__PROBLEM TO WORK ON__
Say how many lines contain the string "What". Give no other output.

◇ ◇ ◇ ◇ ◇ ◇ ◇

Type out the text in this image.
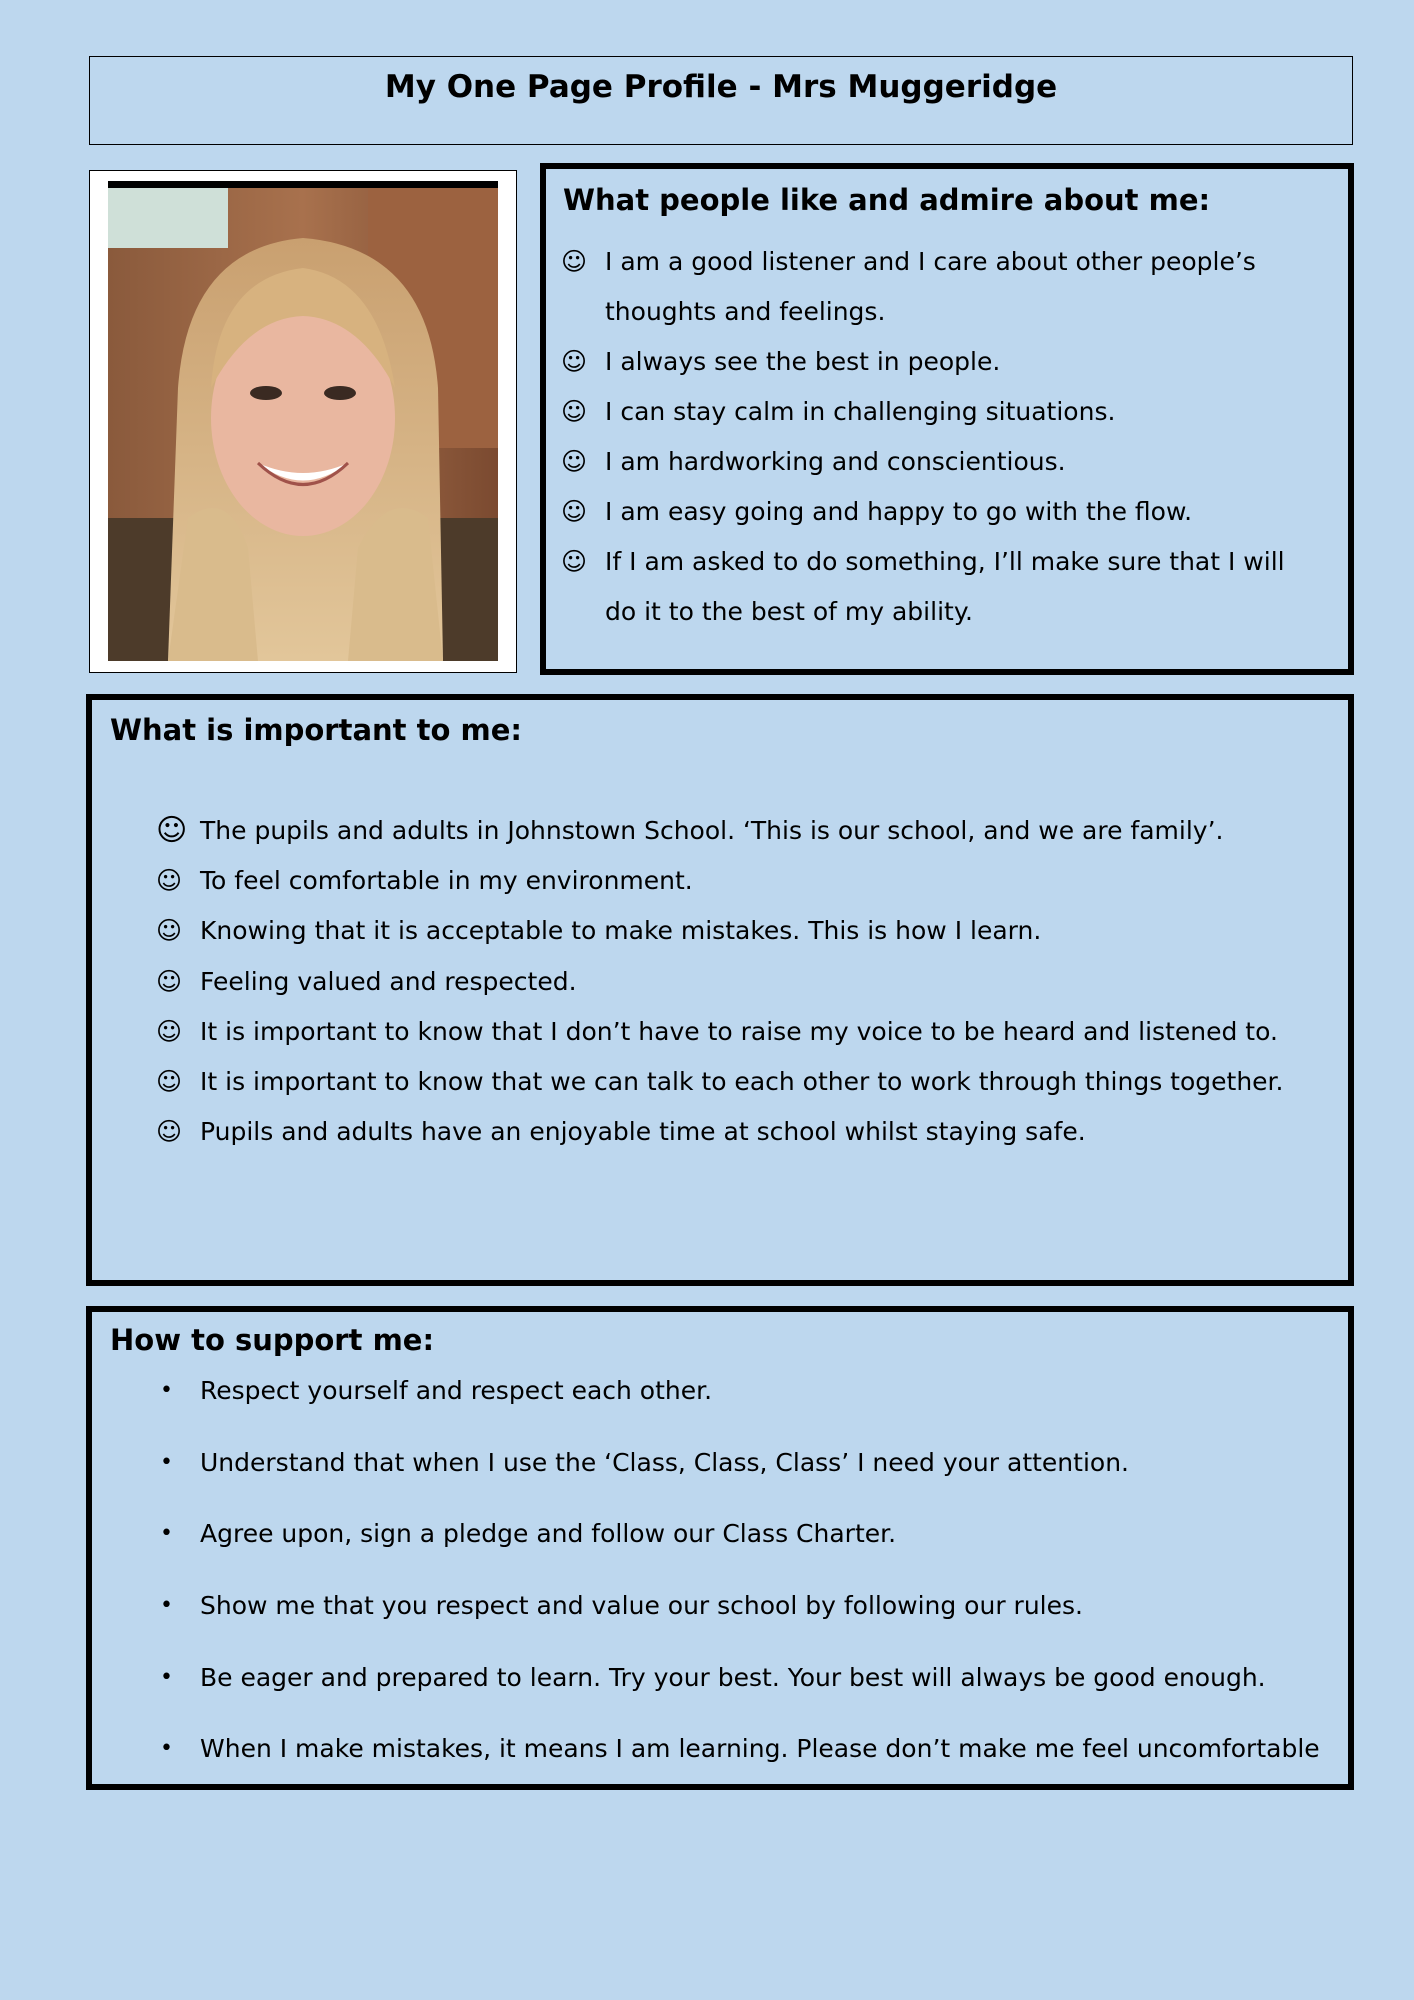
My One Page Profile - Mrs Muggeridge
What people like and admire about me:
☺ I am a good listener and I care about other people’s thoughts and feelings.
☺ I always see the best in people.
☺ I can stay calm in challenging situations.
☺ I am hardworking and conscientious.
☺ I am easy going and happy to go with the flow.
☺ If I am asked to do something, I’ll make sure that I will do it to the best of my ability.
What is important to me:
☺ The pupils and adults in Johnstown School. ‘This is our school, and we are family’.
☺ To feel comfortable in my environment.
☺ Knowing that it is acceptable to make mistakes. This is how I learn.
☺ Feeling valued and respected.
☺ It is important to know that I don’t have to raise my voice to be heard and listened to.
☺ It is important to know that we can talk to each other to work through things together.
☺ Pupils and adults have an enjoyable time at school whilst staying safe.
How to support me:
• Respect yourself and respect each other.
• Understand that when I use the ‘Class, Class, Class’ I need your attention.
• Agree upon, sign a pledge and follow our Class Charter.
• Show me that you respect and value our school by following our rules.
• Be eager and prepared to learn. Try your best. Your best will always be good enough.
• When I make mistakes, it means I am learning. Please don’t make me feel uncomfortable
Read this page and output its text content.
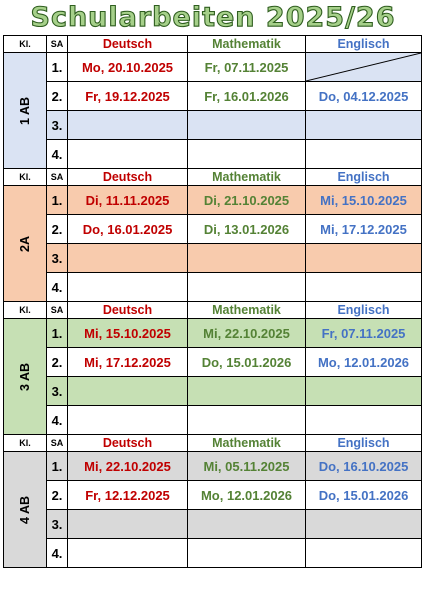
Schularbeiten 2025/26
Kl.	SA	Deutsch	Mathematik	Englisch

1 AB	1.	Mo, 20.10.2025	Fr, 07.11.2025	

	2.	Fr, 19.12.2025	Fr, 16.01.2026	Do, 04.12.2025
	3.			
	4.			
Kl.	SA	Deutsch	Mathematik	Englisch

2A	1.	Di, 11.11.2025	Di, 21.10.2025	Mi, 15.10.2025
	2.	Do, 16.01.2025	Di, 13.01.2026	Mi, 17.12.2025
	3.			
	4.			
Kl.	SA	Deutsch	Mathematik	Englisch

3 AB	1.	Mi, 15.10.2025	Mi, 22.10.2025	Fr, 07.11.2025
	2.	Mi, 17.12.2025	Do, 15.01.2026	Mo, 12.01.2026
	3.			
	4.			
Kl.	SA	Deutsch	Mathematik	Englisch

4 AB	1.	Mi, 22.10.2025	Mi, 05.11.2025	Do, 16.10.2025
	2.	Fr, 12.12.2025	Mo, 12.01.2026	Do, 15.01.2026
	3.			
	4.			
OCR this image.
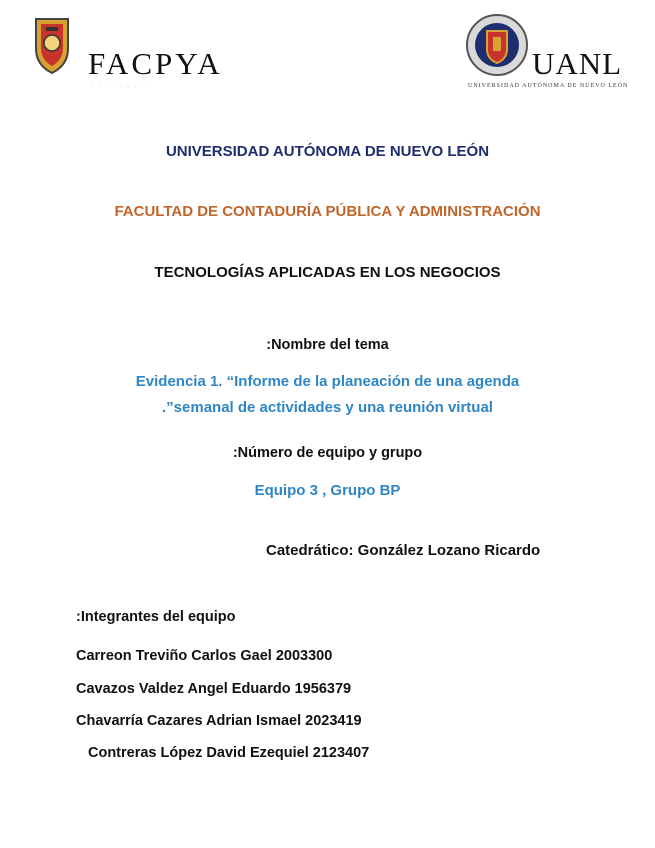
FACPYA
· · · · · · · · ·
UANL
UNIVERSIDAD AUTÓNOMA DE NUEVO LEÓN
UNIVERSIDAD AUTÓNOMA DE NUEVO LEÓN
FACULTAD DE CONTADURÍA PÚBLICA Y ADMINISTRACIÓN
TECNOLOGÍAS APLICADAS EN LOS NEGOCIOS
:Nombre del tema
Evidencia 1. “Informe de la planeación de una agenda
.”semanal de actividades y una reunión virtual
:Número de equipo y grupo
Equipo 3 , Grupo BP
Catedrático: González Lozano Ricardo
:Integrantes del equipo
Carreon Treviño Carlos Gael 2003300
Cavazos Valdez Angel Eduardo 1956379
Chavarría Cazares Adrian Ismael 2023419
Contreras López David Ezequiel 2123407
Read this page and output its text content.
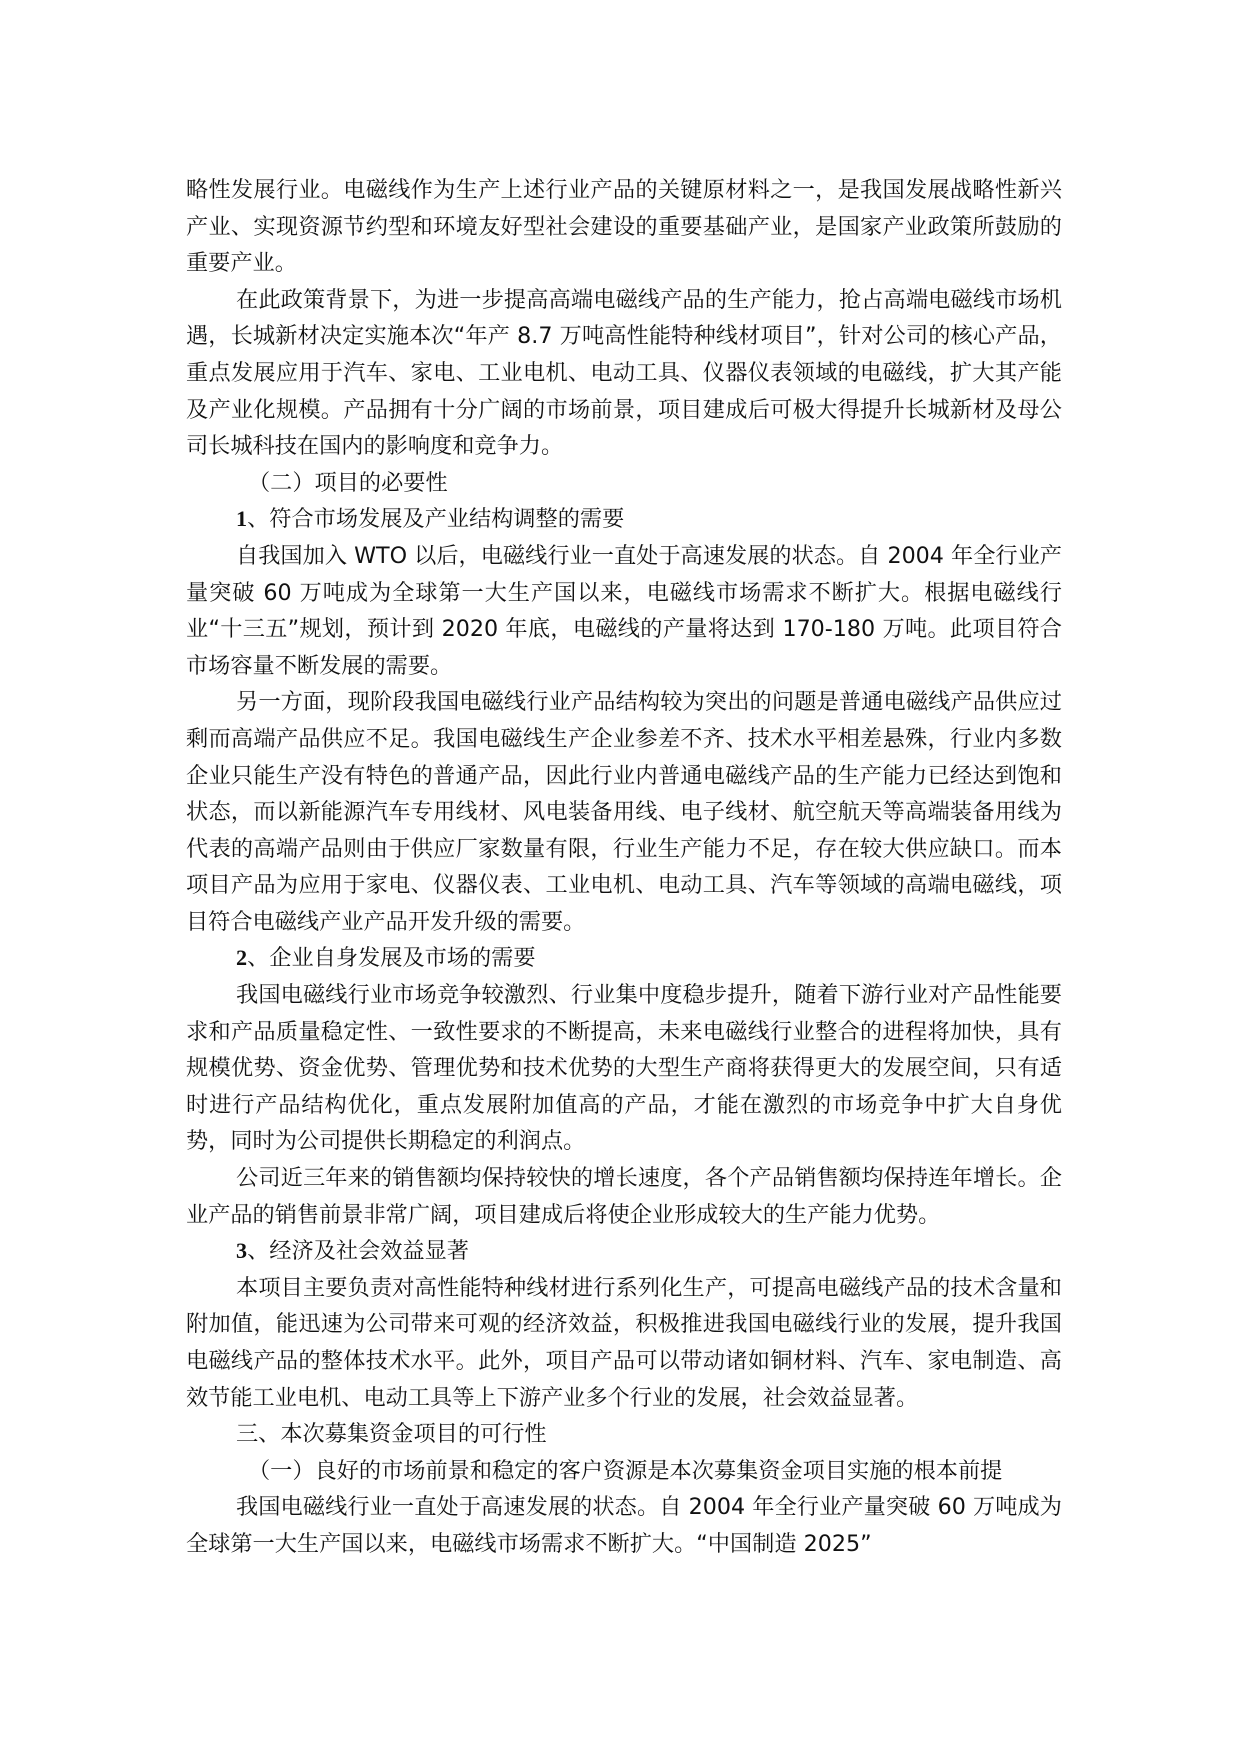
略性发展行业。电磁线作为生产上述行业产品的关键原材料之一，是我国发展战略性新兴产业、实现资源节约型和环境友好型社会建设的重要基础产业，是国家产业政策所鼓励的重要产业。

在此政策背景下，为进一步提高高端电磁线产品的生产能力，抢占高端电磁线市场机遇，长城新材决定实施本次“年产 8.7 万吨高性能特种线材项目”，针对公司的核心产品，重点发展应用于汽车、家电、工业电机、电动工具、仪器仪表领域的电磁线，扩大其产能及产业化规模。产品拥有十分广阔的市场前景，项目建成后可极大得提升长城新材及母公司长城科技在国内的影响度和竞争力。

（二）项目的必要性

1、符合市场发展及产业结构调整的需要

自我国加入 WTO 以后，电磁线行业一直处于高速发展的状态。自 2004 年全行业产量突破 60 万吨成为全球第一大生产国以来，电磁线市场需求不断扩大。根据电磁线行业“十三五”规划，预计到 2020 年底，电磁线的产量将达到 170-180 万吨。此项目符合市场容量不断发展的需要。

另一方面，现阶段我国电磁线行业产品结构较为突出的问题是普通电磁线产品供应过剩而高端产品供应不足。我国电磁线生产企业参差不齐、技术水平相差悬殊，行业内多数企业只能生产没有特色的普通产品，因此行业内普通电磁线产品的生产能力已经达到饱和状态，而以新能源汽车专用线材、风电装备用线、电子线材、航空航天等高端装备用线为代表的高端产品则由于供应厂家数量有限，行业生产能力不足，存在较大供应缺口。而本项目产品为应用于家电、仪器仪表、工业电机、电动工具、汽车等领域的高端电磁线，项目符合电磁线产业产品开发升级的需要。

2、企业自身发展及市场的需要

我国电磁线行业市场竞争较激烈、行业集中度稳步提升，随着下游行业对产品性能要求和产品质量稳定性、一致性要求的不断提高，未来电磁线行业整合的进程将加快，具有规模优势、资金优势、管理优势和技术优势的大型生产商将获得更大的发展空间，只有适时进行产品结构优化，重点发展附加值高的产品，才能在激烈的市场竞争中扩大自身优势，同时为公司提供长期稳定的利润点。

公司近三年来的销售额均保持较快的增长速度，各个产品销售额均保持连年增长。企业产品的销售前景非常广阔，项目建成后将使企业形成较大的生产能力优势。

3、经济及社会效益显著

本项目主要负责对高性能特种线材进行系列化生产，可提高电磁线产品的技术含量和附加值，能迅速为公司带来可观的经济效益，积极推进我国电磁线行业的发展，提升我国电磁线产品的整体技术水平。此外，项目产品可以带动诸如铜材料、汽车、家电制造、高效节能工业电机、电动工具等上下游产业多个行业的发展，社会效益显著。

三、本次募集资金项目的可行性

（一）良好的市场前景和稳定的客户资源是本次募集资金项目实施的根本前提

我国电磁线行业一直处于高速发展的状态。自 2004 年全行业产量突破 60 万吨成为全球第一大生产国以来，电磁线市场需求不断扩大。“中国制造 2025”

◇ ◇ ◇ ◇ ◇ ◇ ◇

__ANSWER FOR THIS EXERCISE__
2